WHAT IS NEEDED
Identify each line holding the string "alle" and copy it.
↓↓↓
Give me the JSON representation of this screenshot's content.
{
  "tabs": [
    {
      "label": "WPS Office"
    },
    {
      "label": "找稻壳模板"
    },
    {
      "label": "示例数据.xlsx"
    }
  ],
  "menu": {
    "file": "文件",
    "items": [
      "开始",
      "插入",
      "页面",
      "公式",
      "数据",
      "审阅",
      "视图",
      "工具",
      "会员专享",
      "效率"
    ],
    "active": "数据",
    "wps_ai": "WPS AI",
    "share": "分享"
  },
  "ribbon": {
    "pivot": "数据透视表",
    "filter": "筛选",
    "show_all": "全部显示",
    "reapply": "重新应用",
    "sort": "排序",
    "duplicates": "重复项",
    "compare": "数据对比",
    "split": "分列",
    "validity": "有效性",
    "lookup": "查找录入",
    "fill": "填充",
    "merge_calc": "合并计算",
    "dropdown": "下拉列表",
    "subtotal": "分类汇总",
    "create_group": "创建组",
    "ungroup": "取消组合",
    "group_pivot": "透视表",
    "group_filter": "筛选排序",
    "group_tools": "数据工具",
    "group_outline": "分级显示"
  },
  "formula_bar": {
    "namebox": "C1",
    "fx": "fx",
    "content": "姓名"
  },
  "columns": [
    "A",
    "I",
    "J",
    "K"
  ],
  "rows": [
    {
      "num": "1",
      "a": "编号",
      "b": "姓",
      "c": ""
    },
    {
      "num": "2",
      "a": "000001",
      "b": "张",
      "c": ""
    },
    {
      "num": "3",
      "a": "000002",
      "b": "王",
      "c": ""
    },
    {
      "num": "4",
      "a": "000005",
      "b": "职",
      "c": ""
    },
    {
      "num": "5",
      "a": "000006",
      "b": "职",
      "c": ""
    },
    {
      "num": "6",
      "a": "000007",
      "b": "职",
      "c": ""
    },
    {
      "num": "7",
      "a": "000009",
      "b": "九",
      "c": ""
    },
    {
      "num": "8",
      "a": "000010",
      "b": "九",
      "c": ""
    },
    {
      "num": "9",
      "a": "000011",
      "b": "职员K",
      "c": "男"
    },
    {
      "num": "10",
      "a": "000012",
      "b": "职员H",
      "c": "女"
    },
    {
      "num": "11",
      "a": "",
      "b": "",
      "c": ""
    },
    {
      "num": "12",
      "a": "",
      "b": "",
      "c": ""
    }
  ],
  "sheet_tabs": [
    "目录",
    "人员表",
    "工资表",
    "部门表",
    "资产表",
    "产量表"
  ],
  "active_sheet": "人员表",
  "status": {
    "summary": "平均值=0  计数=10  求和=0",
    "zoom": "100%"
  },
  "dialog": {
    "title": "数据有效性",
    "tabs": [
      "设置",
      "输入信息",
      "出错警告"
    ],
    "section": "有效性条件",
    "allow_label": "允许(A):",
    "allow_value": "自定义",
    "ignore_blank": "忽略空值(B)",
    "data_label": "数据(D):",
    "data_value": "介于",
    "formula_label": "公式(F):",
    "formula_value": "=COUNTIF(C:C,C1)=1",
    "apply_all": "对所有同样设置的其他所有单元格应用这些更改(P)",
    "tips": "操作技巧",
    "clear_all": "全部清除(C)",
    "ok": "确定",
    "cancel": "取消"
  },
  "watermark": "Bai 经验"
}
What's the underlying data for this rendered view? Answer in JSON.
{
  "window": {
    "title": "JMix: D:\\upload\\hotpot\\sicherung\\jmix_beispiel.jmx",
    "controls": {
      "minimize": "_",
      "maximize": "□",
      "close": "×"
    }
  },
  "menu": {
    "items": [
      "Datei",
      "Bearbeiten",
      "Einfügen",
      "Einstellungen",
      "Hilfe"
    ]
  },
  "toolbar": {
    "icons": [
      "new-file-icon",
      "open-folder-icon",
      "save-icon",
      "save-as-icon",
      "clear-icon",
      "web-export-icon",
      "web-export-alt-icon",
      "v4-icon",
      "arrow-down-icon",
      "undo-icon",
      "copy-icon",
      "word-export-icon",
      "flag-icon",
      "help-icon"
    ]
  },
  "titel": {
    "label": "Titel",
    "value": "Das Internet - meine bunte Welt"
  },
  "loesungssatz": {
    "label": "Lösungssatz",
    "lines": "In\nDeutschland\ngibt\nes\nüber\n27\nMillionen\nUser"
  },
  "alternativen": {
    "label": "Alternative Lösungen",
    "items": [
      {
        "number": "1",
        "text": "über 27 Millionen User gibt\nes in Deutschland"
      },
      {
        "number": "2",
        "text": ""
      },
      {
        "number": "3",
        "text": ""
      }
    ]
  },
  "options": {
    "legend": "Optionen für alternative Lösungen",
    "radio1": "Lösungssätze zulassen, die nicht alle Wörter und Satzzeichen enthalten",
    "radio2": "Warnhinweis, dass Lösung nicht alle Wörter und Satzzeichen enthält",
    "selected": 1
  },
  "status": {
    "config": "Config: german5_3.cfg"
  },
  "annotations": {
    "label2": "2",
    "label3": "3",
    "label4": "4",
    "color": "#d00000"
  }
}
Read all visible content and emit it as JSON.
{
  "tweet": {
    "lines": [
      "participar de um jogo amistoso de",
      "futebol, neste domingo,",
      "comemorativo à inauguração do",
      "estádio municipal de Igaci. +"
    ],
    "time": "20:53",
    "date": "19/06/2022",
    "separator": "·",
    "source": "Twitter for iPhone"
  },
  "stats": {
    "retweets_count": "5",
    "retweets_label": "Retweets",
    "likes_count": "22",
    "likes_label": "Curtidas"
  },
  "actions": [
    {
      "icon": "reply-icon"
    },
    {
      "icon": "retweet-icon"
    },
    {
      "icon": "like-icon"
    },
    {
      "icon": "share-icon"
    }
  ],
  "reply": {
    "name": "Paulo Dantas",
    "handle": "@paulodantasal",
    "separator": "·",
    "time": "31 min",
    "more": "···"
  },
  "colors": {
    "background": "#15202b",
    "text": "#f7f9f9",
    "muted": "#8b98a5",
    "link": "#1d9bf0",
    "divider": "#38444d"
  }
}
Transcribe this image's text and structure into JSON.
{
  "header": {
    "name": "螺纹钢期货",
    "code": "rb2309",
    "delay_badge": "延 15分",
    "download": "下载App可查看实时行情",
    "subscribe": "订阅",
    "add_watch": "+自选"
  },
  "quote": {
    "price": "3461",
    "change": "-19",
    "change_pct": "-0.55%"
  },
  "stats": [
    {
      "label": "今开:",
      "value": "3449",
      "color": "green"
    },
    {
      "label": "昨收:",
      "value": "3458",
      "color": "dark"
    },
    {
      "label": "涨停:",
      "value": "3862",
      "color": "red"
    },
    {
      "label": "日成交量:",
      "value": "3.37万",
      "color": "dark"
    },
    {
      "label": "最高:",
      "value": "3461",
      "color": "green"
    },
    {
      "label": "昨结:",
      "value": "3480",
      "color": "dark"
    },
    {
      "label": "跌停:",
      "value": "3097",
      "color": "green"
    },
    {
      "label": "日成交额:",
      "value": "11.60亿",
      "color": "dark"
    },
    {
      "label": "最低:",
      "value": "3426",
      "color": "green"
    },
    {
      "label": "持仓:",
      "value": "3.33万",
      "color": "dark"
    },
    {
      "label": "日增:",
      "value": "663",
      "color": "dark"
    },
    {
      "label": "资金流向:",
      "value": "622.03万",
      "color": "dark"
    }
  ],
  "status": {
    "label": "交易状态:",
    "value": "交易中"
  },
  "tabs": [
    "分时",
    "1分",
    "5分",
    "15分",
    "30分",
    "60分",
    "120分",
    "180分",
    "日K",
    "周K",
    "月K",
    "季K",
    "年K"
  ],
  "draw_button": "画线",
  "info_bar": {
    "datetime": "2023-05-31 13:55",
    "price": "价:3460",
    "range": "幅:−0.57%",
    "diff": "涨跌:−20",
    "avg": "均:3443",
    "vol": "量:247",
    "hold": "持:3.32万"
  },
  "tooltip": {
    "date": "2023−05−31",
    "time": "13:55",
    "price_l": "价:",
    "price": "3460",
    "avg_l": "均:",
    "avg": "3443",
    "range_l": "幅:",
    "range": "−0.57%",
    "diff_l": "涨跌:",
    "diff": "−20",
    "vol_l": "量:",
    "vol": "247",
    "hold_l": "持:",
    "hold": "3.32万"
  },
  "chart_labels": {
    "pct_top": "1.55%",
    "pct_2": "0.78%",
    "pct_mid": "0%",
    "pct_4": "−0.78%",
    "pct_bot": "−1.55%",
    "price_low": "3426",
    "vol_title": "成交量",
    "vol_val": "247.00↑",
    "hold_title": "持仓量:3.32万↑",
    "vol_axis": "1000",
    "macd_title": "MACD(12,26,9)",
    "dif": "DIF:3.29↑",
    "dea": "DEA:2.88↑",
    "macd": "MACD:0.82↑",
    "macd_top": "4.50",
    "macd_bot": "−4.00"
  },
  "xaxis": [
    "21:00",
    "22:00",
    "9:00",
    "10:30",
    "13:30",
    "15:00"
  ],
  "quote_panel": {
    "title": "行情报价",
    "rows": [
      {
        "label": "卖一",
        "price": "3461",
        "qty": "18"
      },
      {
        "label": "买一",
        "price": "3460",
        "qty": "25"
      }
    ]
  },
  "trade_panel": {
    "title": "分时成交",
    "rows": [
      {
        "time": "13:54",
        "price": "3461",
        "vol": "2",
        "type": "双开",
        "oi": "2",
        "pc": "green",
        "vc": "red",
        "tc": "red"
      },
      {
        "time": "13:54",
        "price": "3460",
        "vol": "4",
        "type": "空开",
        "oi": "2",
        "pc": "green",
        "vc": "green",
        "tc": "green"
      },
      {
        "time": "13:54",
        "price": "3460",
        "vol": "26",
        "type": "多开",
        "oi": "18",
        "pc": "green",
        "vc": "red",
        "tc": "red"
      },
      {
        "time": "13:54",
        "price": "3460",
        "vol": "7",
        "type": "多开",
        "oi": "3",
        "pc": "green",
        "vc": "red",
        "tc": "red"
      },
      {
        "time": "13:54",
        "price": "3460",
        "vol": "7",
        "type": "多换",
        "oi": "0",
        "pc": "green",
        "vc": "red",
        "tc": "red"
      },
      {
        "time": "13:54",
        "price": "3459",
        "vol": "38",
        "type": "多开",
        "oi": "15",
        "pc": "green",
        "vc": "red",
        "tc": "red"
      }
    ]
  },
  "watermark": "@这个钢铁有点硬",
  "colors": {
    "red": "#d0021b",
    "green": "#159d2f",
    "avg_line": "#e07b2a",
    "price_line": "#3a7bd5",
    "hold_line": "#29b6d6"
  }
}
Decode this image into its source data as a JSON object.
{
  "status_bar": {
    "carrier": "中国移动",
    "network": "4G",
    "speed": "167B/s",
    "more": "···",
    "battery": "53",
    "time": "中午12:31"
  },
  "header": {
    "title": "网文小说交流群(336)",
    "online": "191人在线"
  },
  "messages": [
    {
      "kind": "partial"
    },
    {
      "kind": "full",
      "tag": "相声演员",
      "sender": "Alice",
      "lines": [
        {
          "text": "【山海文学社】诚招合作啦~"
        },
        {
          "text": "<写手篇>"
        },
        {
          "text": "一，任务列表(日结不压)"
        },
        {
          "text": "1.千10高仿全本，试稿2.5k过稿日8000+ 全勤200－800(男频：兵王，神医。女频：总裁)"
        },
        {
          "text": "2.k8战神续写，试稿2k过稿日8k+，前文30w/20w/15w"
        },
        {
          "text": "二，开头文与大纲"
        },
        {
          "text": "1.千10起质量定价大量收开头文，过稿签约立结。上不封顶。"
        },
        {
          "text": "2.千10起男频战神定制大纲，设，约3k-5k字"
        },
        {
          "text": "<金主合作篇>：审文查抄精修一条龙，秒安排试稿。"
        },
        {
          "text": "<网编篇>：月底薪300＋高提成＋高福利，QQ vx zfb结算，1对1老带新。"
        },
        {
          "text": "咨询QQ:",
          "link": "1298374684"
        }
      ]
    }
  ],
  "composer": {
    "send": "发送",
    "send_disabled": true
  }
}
↑↑↑
RESPONSE FOR THIS EXERCISE
    "radio1": "Lösungssätze zulassen, die nicht alle Wörter und Satzzeichen enthalten",
    "radio2": "Warnhinweis, dass Lösung nicht alle Wörter und Satzzeichen enthält",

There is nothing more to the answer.